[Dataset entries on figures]

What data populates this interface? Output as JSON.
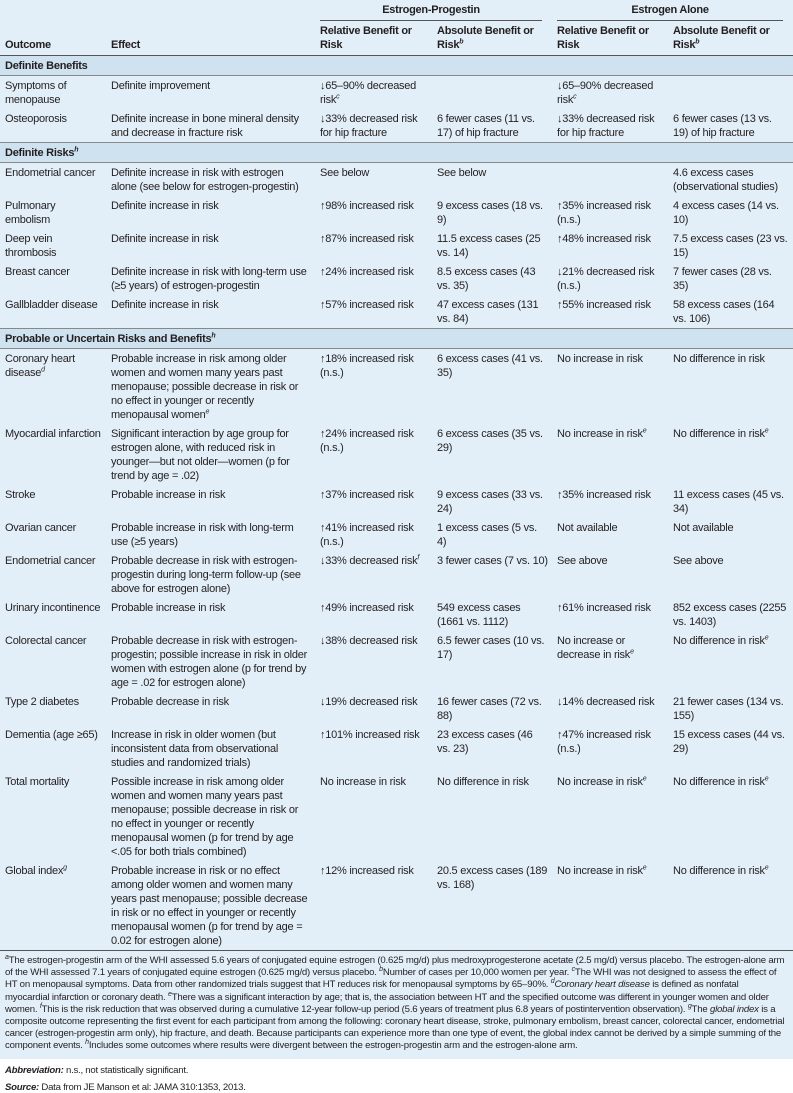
{
  "header": {
    "group1": "Estrogen-Progestin",
    "group2": "Estrogen Alone",
    "columns": [
      "Outcome",
      "Effect",
      {
        "t": "Relative Benefit or Risk"
      },
      {
        "t": "Absolute Benefit or Risk",
        "sup": "b"
      },
      {
        "t": "Relative Benefit or Risk"
      },
      {
        "t": "Absolute Benefit or Risk",
        "sup": "b"
      }
    ]
  },
  "sections": [
    {
      "title": "Definite Benefits",
      "sup": "",
      "rows": [
        [
          "Symptoms of menopause",
          "Definite improvement",
          {
            "t": "↓65–90% decreased risk",
            "sup": "c"
          },
          "",
          {
            "t": "↓65–90% decreased risk",
            "sup": "c"
          },
          ""
        ],
        [
          "Osteoporosis",
          "Definite increase in bone mineral density and decrease in fracture risk",
          "↓33% decreased risk for hip fracture",
          "6 fewer cases (11 vs. 17) of hip fracture",
          "↓33% decreased risk for hip fracture",
          "6 fewer cases (13 vs. 19) of hip fracture"
        ]
      ]
    },
    {
      "title": "Definite Risks",
      "sup": "h",
      "rows": [
        [
          "Endometrial cancer",
          "Definite increase in risk with estrogen alone (see below for estrogen-progestin)",
          "See below",
          "See below",
          "",
          "4.6 excess cases (observational studies)"
        ],
        [
          "Pulmonary embolism",
          "Definite increase in risk",
          "↑98% increased risk",
          "9 excess cases (18 vs. 9)",
          "↑35% increased risk (n.s.)",
          "4 excess cases (14 vs. 10)"
        ],
        [
          "Deep vein thrombosis",
          "Definite increase in risk",
          "↑87% increased risk",
          "11.5 excess cases (25 vs. 14)",
          "↑48% increased risk",
          "7.5 excess cases (23 vs. 15)"
        ],
        [
          "Breast cancer",
          "Definite increase in risk with long-term use (≥5 years) of estrogen-progestin",
          "↑24% increased risk",
          "8.5 excess cases (43 vs. 35)",
          "↓21% decreased risk (n.s.)",
          "7 fewer cases (28 vs. 35)"
        ],
        [
          "Gallbladder disease",
          "Definite increase in risk",
          "↑57% increased risk",
          "47 excess cases (131 vs. 84)",
          "↑55% increased risk",
          "58 excess cases (164 vs. 106)"
        ]
      ]
    },
    {
      "title": "Probable or Uncertain Risks and Benefits",
      "sup": "h",
      "rows": [
        [
          {
            "t": "Coronary heart disease",
            "sup": "d"
          },
          {
            "t": "Probable increase in risk among older women and women many years past menopause; possible decrease in risk or no effect in younger or recently menopausal women",
            "sup": "e"
          },
          "↑18% increased risk (n.s.)",
          "6 excess cases (41 vs. 35)",
          "No increase in risk",
          "No difference in risk"
        ],
        [
          "Myocardial infarction",
          "Significant interaction by age group for estrogen alone, with reduced risk in younger—but not older—women (p for trend by age = .02)",
          "↑24% increased risk (n.s.)",
          "6 excess cases (35 vs. 29)",
          {
            "t": "No increase in risk",
            "sup": "e"
          },
          {
            "t": "No difference in risk",
            "sup": "e"
          }
        ],
        [
          "Stroke",
          "Probable increase in risk",
          "↑37% increased risk",
          "9 excess cases (33 vs. 24)",
          "↑35% increased risk",
          "11 excess cases (45 vs. 34)"
        ],
        [
          "Ovarian cancer",
          "Probable increase in risk with long-term use (≥5 years)",
          "↑41% increased risk (n.s.)",
          "1 excess cases (5 vs. 4)",
          "Not available",
          "Not available"
        ],
        [
          "Endometrial cancer",
          "Probable decrease in risk with estrogen-progestin during long-term follow-up (see above for estrogen alone)",
          {
            "t": "↓33% decreased risk",
            "sup": "f"
          },
          "3 fewer cases (7 vs. 10)",
          "See above",
          "See above"
        ],
        [
          "Urinary incontinence",
          "Probable increase in risk",
          "↑49% increased risk",
          "549 excess cases (1661 vs. 1112)",
          "↑61% increased risk",
          "852 excess cases (2255 vs. 1403)"
        ],
        [
          "Colorectal cancer",
          "Probable decrease in risk with estrogen-progestin; possible increase in risk in older women with estrogen alone (p for trend by age = .02 for estrogen alone)",
          "↓38% decreased risk",
          "6.5 fewer cases (10 vs. 17)",
          {
            "t": "No increase or decrease in risk",
            "sup": "e"
          },
          {
            "t": "No difference in risk",
            "sup": "e"
          }
        ],
        [
          "Type 2 diabetes",
          "Probable decrease in risk",
          "↓19% decreased risk",
          "16 fewer cases (72 vs. 88)",
          "↓14% decreased risk",
          "21 fewer cases (134 vs. 155)"
        ],
        [
          "Dementia (age ≥65)",
          "Increase in risk in older women (but inconsistent data from observational studies and randomized trials)",
          "↑101% increased risk",
          "23 excess cases (46 vs. 23)",
          "↑47% increased risk (n.s.)",
          "15 excess cases (44 vs. 29)"
        ],
        [
          "Total mortality",
          "Possible increase in risk among older women and women many years past menopause; possible decrease in risk or no effect in younger or recently menopausal women (p for trend by age <.05 for both trials combined)",
          "No increase in risk",
          "No difference in risk",
          {
            "t": "No increase in risk",
            "sup": "e"
          },
          {
            "t": "No difference in risk",
            "sup": "e"
          }
        ],
        [
          {
            "t": "Global index",
            "sup": "g"
          },
          "Probable increase in risk or no effect among older women and women many years past menopause; possible decrease in risk or no effect in younger or recently menopausal women (p for trend by age = 0.02 for estrogen alone)",
          "↑12% increased risk",
          "20.5 excess cases (189 vs. 168)",
          {
            "t": "No increase in risk",
            "sup": "e"
          },
          {
            "t": "No difference in risk",
            "sup": "e"
          }
        ]
      ]
    }
  ],
  "footnotes": [
    {
      "sup": "a",
      "t": "The estrogen-progestin arm of the WHI assessed 5.6 years of conjugated equine estrogen (0.625 mg/d) plus medroxyprogesterone acetate (2.5 mg/d) versus placebo. The estrogen-alone arm of the WHI assessed 7.1 years of conjugated equine estrogen (0.625 mg/d) versus placebo. "
    },
    {
      "sup": "b",
      "t": "Number of cases per 10,000 women per year. "
    },
    {
      "sup": "c",
      "t": "The WHI was not designed to assess the effect of HT on menopausal symptoms. Data from other randomized trials suggest that HT reduces risk for menopausal symptoms by 65–90%. "
    },
    {
      "sup": "d",
      "i": "Coronary heart disease",
      "t": " is defined as nonfatal myocardial infarction or coronary death. "
    },
    {
      "sup": "e",
      "t": "There was a significant interaction by age; that is, the association between HT and the specified outcome was different in younger women and older women. "
    },
    {
      "sup": "f",
      "t": "This is the risk reduction that was observed during a cumulative 12-year follow-up period (5.6 years of treatment plus 6.8 years of postintervention observation). "
    },
    {
      "sup": "g",
      "pre": "The ",
      "i": "global index",
      "t": " is a composite outcome representing the first event for each participant from among the following: coronary heart disease, stroke, pulmonary embolism, breast cancer, colorectal cancer, endometrial cancer (estrogen-progestin arm only), hip fracture, and death. Because participants can experience more than one type of event, the global index cannot be derived by a simple summing of the component events. "
    },
    {
      "sup": "h",
      "t": "Includes some outcomes where results were divergent between the estrogen-progestin arm and the estrogen-alone arm."
    }
  ],
  "abbreviation": {
    "label": "Abbreviation:",
    "text": " n.s., not statistically significant."
  },
  "source": {
    "label": "Source:",
    "text": " Data from JE Manson et al: JAMA 310:1353, 2013."
  }
}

**Aim of the exercise:** In the records above, locate every line with the string "text" and copy it.

**Correct result:**
    "text": " n.s., not statistically significant."
    "text": " Data from JE Manson et al: JAMA 310:1353, 2013."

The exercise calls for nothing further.